INSTRUCTION: Could you output each line of the data that follows exactly?
---------- SUPPLIED ENTRIES ----------
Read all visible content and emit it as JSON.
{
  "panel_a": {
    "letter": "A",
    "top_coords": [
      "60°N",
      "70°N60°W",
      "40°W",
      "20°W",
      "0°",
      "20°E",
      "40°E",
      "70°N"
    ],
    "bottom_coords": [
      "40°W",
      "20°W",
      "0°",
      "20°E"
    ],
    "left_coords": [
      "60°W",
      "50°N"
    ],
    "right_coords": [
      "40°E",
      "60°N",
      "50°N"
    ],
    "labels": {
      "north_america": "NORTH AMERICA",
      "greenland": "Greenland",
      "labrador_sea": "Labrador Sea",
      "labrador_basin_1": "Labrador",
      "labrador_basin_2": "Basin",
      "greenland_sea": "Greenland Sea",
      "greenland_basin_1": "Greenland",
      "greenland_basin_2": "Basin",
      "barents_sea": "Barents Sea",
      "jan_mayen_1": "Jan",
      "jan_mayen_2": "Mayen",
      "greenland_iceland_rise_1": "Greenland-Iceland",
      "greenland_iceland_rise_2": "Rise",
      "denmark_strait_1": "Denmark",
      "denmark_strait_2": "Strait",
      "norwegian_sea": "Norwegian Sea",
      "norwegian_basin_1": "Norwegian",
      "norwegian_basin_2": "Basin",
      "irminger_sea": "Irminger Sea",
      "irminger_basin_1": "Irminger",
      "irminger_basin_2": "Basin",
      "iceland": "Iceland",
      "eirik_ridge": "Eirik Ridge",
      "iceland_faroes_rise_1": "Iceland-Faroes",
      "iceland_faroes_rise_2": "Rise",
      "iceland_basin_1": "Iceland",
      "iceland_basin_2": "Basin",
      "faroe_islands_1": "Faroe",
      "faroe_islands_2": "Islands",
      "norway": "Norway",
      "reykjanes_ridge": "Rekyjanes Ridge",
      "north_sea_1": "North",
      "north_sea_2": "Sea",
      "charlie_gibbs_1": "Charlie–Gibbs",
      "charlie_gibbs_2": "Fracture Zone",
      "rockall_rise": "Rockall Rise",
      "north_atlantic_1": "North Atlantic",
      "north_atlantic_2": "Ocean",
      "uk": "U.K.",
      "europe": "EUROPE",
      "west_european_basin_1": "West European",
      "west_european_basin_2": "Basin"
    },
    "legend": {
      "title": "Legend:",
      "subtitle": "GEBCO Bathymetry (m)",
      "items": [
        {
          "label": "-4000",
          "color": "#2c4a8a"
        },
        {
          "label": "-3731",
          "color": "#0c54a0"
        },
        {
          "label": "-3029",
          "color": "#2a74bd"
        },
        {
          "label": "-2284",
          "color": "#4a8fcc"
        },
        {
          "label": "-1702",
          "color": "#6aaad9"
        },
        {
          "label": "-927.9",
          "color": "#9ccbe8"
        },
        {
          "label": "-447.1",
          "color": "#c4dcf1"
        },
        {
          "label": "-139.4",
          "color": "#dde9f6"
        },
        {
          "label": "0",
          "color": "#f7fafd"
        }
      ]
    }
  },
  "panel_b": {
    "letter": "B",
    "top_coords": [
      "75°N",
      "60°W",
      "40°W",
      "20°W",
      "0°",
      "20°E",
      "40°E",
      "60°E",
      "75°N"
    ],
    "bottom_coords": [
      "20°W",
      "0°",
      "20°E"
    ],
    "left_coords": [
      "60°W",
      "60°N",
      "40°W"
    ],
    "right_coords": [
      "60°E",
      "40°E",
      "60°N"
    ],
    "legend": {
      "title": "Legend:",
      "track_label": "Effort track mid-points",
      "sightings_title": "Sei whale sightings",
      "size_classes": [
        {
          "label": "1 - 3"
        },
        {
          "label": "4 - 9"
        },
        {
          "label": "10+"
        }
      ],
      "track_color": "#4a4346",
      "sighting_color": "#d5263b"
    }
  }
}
----------
FINAL ANSWER:
Read all visible content and emit it as JSON.
{
  "panel_a": {
    "letter": "A",
    "top_coords": [
      "60°N",
      "70°N60°W",
      "40°W",
      "20°W",
      "0°",
      "20°E",
      "40°E",
      "70°N"
    ],
    "bottom_coords": [
      "40°W",
      "20°W",
      "0°",
      "20°E"
    ],
    "left_coords": [
      "60°W",
      "50°N"
    ],
    "right_coords": [
      "40°E",
      "60°N",
      "50°N"
    ],
    "labels": {
      "north_america": "NORTH AMERICA",
      "greenland": "Greenland",
      "labrador_sea": "Labrador Sea",
      "labrador_basin_1": "Labrador",
      "labrador_basin_2": "Basin",
      "greenland_sea": "Greenland Sea",
      "greenland_basin_1": "Greenland",
      "greenland_basin_2": "Basin",
      "barents_sea": "Barents Sea",
      "jan_mayen_1": "Jan",
      "jan_mayen_2": "Mayen",
      "greenland_iceland_rise_1": "Greenland-Iceland",
      "greenland_iceland_rise_2": "Rise",
      "denmark_strait_1": "Denmark",
      "denmark_strait_2": "Strait",
      "norwegian_sea": "Norwegian Sea",
      "norwegian_basin_1": "Norwegian",
      "norwegian_basin_2": "Basin",
      "irminger_sea": "Irminger Sea",
      "irminger_basin_1": "Irminger",
      "irminger_basin_2": "Basin",
      "iceland": "Iceland",
      "eirik_ridge": "Eirik Ridge",
      "iceland_faroes_rise_1": "Iceland-Faroes",
      "iceland_faroes_rise_2": "Rise",
      "iceland_basin_1": "Iceland",
      "iceland_basin_2": "Basin",
      "faroe_islands_1": "Faroe",
      "faroe_islands_2": "Islands",
      "norway": "Norway",
      "reykjanes_ridge": "Rekyjanes Ridge",
      "north_sea_1": "North",
      "north_sea_2": "Sea",
      "charlie_gibbs_1": "Charlie–Gibbs",
      "charlie_gibbs_2": "Fracture Zone",
      "rockall_rise": "Rockall Rise",
      "north_atlantic_1": "North Atlantic",
      "north_atlantic_2": "Ocean",
      "uk": "U.K.",
      "europe": "EUROPE",
      "west_european_basin_1": "West European",
      "west_european_basin_2": "Basin"
    },
    "legend": {
      "title": "Legend:",
      "subtitle": "GEBCO Bathymetry (m)",
      "items": [
        {
          "label": "-4000",
          "color": "#2c4a8a"
        },
        {
          "label": "-3731",
          "color": "#0c54a0"
        },
        {
          "label": "-3029",
          "color": "#2a74bd"
        },
        {
          "label": "-2284",
          "color": "#4a8fcc"
        },
        {
          "label": "-1702",
          "color": "#6aaad9"
        },
        {
          "label": "-927.9",
          "color": "#9ccbe8"
        },
        {
          "label": "-447.1",
          "color": "#c4dcf1"
        },
        {
          "label": "-139.4",
          "color": "#dde9f6"
        },
        {
          "label": "0",
          "color": "#f7fafd"
        }
      ]
    }
  },
  "panel_b": {
    "letter": "B",
    "top_coords": [
      "75°N",
      "60°W",
      "40°W",
      "20°W",
      "0°",
      "20°E",
      "40°E",
      "60°E",
      "75°N"
    ],
    "bottom_coords": [
      "20°W",
      "0°",
      "20°E"
    ],
    "left_coords": [
      "60°W",
      "60°N",
      "40°W"
    ],
    "right_coords": [
      "60°E",
      "40°E",
      "60°N"
    ],
    "legend": {
      "title": "Legend:",
      "track_label": "Effort track mid-points",
      "sightings_title": "Sei whale sightings",
      "size_classes": [
        {
          "label": "1 - 3"
        },
        {
          "label": "4 - 9"
        },
        {
          "label": "10+"
        }
      ],
      "track_color": "#4a4346",
      "sighting_color": "#d5263b"
    }
  }
}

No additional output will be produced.